start Dataset excerpts
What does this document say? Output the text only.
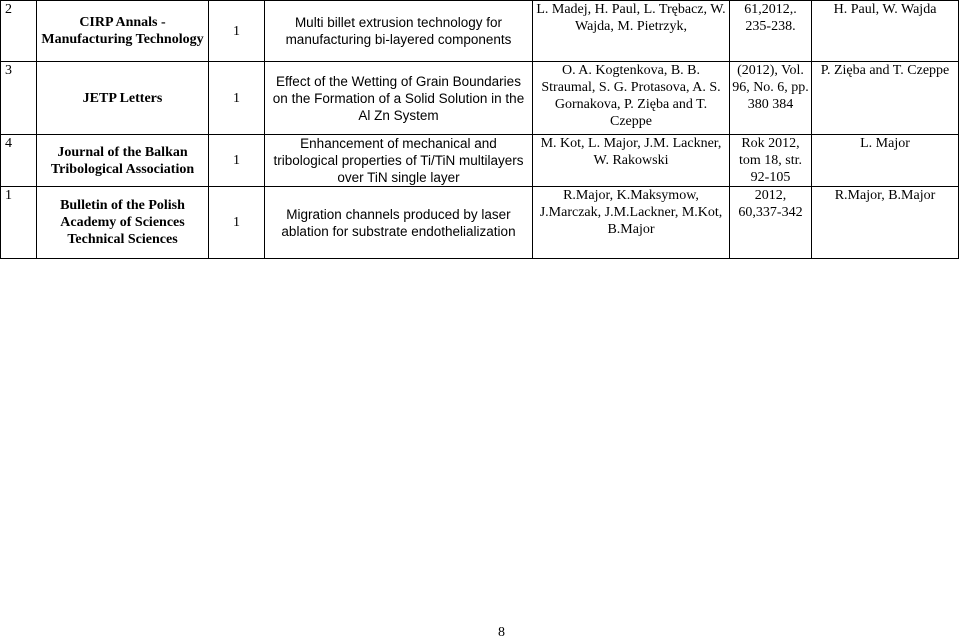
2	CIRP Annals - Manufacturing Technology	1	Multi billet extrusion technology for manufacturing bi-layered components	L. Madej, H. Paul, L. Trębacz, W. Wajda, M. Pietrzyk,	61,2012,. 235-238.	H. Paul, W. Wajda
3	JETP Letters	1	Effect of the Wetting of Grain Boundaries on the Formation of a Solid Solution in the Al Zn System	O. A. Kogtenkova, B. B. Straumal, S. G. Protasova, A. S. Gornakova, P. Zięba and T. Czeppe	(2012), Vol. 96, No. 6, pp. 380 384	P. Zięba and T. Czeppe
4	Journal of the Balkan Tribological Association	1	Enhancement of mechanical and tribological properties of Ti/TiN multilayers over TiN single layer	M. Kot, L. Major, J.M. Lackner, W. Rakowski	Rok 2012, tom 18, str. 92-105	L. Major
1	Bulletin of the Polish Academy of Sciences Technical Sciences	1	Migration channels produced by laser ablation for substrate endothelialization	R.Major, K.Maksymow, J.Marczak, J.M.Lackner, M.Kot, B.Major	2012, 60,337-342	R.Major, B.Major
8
end Dataset excerpts
Reproduce the whole listing above word for word, but not its pictures.

§ Response to this task
What does this document say? Output the text only.
2	CIRP Annals - Manufacturing Technology	1	Multi billet extrusion technology for manufacturing bi-layered components	L. Madej, H. Paul, L. Trębacz, W. Wajda, M. Pietrzyk,	61,2012,. 235-238.	H. Paul, W. Wajda
3	JETP Letters	1	Effect of the Wetting of Grain Boundaries on the Formation of a Solid Solution in the Al Zn System	O. A. Kogtenkova, B. B. Straumal, S. G. Protasova, A. S. Gornakova, P. Zięba and T. Czeppe	(2012), Vol. 96, No. 6, pp. 380 384	P. Zięba and T. Czeppe
4	Journal of the Balkan Tribological Association	1	Enhancement of mechanical and tribological properties of Ti/TiN multilayers over TiN single layer	M. Kot, L. Major, J.M. Lackner, W. Rakowski	Rok 2012, tom 18, str. 92-105	L. Major
1	Bulletin of the Polish Academy of Sciences Technical Sciences	1	Migration channels produced by laser ablation for substrate endothelialization	R.Major, K.Maksymow, J.Marczak, J.M.Lackner, M.Kot, B.Major	2012, 60,337-342	R.Major, B.Major
8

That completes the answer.